→ **Records shown**:
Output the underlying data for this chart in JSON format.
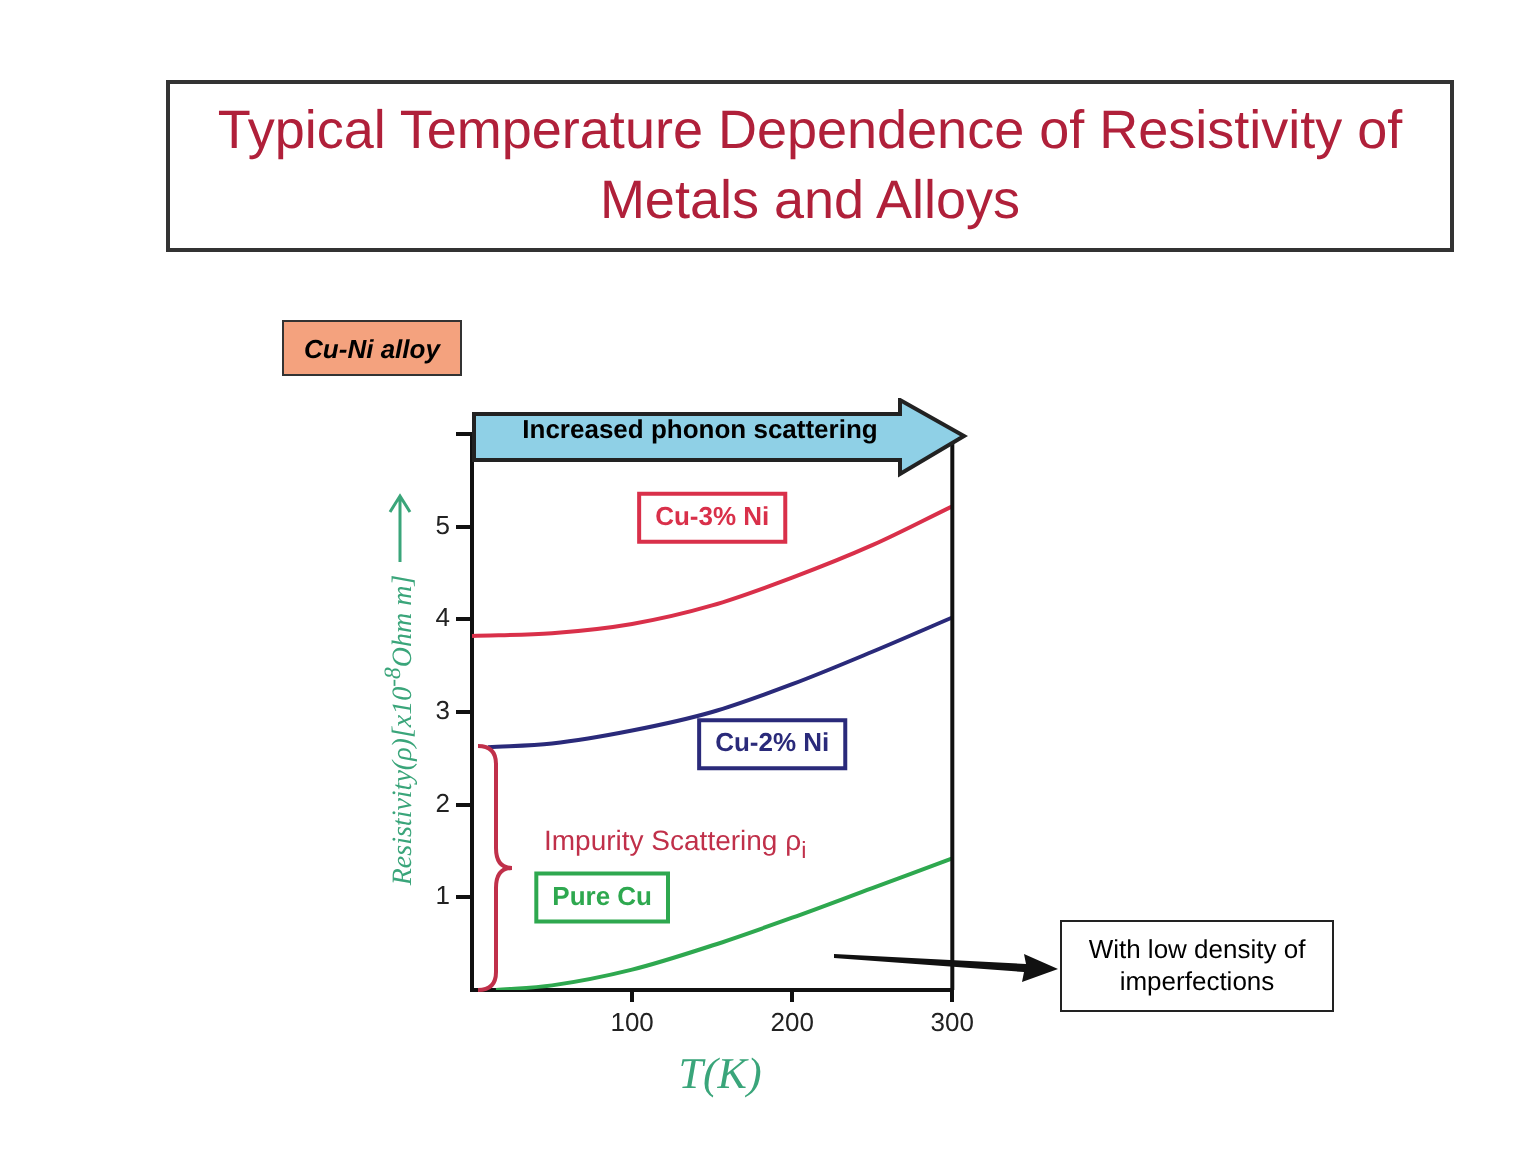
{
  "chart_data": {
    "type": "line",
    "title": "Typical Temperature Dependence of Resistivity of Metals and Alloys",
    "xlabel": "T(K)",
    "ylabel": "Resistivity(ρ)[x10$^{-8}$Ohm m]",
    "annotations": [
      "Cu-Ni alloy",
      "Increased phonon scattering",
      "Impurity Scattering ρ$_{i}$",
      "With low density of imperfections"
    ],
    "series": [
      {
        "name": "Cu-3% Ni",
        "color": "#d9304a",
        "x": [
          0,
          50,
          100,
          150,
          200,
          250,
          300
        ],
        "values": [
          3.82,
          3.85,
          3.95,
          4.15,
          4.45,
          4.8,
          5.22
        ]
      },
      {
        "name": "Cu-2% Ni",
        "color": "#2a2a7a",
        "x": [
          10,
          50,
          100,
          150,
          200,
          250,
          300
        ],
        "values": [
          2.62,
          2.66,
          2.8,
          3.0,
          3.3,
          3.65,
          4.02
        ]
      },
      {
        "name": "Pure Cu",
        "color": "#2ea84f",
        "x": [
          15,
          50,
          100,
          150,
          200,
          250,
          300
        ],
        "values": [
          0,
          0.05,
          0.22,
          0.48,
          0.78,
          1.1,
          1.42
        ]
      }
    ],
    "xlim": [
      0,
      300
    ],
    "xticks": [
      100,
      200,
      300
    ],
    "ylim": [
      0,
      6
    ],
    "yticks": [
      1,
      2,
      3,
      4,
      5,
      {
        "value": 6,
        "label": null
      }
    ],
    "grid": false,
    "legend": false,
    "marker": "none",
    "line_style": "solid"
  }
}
* * *
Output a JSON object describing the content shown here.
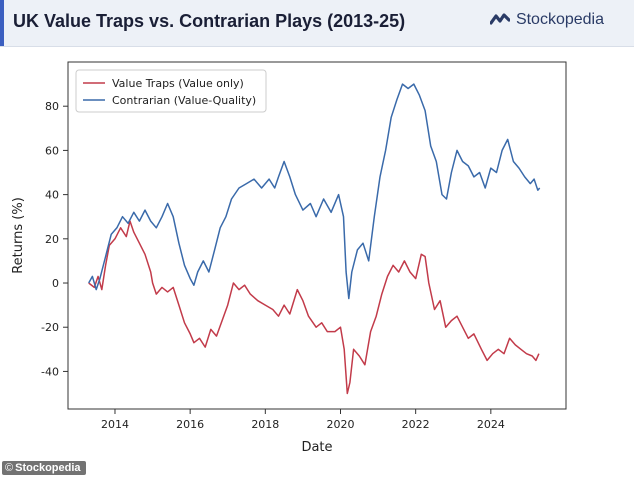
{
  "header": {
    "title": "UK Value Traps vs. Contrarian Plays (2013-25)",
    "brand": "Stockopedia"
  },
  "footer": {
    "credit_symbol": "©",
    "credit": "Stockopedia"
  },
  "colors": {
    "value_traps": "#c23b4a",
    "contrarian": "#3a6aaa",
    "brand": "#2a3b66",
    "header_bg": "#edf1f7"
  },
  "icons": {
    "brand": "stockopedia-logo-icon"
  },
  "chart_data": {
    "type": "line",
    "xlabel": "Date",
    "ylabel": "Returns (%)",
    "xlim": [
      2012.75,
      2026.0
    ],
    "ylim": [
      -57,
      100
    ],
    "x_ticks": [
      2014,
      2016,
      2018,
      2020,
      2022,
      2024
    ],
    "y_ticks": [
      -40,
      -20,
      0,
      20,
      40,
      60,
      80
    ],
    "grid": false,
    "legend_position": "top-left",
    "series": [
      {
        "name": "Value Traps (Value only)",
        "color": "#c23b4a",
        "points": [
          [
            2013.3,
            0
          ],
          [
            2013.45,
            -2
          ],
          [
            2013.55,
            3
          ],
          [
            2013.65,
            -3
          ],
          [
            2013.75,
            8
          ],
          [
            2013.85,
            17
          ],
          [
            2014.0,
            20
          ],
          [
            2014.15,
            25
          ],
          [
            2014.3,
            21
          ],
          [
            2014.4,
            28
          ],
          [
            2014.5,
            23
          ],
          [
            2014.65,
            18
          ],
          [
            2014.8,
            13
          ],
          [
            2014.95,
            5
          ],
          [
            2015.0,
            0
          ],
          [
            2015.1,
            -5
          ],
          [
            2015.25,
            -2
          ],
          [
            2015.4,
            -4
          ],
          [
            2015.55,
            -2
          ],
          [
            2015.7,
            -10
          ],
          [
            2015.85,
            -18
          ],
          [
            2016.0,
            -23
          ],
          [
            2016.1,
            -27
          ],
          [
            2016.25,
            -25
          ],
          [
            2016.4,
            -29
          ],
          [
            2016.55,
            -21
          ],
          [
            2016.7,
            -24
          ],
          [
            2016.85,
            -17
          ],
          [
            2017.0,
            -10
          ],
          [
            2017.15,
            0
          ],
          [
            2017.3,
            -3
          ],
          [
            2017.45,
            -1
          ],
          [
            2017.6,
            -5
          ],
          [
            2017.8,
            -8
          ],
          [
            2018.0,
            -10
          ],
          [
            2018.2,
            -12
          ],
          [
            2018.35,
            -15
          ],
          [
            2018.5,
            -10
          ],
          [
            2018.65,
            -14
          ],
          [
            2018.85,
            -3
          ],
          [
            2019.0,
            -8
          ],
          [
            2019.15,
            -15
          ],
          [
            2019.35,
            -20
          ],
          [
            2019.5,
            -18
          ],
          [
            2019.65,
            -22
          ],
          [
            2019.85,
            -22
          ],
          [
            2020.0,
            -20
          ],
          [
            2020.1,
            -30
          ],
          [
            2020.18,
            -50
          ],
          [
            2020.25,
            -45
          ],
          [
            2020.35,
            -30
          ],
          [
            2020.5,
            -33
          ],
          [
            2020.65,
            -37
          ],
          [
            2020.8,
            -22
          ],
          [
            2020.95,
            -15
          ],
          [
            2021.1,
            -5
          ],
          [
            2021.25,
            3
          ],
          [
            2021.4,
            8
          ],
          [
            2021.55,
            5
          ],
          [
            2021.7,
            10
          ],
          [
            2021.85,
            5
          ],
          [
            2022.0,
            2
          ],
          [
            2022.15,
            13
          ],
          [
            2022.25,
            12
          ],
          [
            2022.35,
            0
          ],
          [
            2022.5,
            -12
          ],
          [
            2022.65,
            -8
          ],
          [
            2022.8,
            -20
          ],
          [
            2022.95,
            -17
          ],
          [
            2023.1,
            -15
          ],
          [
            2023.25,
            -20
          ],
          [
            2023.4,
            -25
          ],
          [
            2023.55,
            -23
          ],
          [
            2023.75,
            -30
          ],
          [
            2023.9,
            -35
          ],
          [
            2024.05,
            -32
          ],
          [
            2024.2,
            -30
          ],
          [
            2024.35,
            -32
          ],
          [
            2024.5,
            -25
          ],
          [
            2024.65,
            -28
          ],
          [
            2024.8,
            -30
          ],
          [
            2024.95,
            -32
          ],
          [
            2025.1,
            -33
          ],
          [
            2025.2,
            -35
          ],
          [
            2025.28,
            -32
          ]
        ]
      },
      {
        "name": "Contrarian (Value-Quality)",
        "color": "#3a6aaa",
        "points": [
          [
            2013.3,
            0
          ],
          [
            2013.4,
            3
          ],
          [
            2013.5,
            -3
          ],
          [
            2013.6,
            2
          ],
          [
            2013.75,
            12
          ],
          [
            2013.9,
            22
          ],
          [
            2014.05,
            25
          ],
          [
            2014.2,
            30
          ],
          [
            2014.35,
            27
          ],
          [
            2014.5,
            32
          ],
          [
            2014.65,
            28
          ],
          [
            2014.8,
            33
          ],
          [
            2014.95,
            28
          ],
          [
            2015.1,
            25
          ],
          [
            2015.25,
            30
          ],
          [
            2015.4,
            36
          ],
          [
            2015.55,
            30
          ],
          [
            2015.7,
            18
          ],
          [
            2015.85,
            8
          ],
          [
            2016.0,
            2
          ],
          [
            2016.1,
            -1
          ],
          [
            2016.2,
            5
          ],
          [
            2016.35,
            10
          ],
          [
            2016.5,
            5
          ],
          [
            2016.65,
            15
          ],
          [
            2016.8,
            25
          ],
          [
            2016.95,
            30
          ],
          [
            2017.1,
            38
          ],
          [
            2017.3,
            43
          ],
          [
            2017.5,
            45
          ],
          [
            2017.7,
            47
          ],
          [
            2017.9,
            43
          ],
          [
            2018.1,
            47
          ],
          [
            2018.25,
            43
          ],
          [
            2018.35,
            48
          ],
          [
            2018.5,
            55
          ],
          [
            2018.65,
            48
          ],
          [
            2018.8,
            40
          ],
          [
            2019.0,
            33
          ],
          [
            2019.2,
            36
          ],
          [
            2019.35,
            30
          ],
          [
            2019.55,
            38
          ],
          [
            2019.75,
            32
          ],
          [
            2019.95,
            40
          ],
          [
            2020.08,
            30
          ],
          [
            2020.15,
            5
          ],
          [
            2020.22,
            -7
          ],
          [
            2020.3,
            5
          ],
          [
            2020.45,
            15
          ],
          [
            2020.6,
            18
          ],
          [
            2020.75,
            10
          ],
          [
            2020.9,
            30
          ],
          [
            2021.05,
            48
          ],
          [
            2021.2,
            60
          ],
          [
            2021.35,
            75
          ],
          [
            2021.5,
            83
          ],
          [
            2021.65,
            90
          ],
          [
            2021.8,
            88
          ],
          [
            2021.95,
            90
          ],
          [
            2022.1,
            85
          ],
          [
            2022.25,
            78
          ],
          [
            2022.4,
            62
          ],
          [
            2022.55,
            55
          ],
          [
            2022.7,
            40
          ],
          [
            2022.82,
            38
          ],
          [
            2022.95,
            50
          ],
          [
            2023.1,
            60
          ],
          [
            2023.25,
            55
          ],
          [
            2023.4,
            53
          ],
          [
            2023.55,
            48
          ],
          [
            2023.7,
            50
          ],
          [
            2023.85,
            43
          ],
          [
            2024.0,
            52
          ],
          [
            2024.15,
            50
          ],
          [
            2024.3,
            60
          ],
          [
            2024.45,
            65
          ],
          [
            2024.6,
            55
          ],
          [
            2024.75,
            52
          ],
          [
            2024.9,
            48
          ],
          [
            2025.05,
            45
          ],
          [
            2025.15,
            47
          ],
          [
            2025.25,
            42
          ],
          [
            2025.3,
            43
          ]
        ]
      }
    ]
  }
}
...
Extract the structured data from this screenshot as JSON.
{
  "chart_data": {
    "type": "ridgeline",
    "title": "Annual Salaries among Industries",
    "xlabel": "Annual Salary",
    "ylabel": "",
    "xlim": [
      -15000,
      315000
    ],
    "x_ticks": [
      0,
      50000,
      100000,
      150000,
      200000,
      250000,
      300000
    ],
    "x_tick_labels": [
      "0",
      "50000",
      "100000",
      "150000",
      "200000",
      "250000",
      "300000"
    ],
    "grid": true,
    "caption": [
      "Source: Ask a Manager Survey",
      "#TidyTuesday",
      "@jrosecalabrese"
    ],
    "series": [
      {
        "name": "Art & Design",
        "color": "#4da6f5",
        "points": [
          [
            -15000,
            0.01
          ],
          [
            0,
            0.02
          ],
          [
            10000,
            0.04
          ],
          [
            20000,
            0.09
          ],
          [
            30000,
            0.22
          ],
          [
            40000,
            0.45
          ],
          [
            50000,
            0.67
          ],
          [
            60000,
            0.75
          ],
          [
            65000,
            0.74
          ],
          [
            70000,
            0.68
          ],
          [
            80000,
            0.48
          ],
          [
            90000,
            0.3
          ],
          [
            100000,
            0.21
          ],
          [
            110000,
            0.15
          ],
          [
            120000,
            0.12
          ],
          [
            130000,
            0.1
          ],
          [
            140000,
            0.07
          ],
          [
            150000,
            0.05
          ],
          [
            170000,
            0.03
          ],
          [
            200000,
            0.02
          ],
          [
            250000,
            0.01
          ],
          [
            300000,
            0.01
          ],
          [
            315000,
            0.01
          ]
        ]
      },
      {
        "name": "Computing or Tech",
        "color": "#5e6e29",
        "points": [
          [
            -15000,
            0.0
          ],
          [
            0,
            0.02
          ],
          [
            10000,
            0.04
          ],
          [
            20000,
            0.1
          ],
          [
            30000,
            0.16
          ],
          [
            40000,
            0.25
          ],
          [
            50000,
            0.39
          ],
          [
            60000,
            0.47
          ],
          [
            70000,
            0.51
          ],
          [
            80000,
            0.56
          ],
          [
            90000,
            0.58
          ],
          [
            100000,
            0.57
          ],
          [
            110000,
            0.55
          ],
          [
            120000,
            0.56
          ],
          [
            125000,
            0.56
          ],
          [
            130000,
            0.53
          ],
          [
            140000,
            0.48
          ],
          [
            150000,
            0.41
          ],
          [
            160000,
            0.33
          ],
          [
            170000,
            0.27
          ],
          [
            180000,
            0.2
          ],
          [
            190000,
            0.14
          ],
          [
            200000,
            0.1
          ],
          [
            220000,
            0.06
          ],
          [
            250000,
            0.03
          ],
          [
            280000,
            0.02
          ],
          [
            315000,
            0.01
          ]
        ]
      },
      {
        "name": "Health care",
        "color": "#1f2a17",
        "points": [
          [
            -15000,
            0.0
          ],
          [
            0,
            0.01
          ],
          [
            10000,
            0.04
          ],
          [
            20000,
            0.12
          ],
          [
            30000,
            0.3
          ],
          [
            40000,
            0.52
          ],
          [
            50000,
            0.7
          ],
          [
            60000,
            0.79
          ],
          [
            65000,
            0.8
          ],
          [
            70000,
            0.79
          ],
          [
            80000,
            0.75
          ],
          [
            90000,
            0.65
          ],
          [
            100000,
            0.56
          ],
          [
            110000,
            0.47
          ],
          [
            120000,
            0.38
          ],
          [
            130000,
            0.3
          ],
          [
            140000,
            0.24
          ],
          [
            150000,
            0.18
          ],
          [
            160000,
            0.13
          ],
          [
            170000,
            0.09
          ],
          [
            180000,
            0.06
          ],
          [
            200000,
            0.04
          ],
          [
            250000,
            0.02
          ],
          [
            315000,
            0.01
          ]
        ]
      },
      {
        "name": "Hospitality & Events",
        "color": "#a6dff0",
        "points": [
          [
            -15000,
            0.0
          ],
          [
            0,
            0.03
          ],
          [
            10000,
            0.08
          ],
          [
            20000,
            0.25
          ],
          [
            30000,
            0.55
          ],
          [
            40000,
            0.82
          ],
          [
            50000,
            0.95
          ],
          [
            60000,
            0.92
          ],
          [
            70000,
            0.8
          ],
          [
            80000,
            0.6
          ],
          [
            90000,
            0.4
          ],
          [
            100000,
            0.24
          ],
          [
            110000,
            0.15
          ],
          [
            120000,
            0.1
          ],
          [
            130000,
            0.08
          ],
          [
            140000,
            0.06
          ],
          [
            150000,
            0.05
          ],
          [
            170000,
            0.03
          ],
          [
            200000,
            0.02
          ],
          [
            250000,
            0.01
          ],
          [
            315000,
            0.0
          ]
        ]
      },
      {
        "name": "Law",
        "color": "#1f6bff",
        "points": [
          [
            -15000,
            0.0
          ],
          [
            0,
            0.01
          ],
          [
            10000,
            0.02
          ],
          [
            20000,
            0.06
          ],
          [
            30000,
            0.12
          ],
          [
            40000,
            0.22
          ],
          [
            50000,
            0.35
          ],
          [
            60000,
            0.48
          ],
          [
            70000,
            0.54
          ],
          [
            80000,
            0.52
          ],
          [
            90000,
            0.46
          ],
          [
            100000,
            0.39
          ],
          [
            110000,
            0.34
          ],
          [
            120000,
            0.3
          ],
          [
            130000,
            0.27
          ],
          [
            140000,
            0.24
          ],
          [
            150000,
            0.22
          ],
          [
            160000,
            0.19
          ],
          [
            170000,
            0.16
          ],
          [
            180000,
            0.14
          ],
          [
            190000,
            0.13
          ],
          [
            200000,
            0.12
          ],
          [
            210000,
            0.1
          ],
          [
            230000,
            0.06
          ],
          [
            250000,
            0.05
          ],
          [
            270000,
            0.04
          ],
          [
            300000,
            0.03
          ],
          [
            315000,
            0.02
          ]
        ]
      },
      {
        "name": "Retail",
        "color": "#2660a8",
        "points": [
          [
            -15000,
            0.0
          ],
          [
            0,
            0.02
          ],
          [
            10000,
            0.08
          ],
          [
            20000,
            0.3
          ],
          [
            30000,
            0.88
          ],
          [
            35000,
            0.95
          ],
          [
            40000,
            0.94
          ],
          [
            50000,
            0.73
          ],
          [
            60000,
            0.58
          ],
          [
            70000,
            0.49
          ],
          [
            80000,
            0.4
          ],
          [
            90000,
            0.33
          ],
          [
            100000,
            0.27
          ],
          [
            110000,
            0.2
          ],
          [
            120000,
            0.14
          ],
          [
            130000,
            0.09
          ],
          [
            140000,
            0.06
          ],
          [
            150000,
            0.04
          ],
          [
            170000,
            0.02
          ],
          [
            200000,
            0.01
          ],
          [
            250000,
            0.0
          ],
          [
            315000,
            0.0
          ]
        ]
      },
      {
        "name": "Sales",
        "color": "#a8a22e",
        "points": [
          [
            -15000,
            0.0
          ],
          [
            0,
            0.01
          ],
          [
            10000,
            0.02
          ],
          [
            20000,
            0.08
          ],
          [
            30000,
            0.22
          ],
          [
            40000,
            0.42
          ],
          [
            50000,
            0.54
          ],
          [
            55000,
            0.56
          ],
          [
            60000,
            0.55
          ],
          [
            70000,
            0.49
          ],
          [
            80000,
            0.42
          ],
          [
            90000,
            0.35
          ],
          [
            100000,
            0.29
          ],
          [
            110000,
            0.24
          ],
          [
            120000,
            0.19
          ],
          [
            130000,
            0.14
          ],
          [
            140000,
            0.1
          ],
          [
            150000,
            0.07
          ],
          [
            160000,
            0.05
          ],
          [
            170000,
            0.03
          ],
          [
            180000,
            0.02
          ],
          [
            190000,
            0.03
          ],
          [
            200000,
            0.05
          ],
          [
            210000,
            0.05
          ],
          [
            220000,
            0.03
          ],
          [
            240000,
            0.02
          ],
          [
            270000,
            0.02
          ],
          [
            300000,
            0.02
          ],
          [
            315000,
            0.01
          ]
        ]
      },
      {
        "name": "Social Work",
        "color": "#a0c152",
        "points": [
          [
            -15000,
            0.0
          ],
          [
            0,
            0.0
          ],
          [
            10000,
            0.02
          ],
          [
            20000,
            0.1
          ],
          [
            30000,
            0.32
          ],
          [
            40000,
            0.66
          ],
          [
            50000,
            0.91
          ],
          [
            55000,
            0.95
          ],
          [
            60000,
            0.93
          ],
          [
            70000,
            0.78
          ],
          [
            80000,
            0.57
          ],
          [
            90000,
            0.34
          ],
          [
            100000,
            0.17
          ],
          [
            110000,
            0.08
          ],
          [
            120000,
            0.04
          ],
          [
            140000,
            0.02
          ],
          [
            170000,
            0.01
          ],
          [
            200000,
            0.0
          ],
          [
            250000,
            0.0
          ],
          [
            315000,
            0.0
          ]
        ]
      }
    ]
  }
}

→ **Written problem**: Gather each line in the entries above where the string "title" is found.

→ **Task answer**:
    "title": "Typical Temperature Dependence of Resistivity of Metals and Alloys",
    "title": "UK Value Traps vs. Contrarian Plays (2013-25)",
    "title": "Annual Salaries among Industries",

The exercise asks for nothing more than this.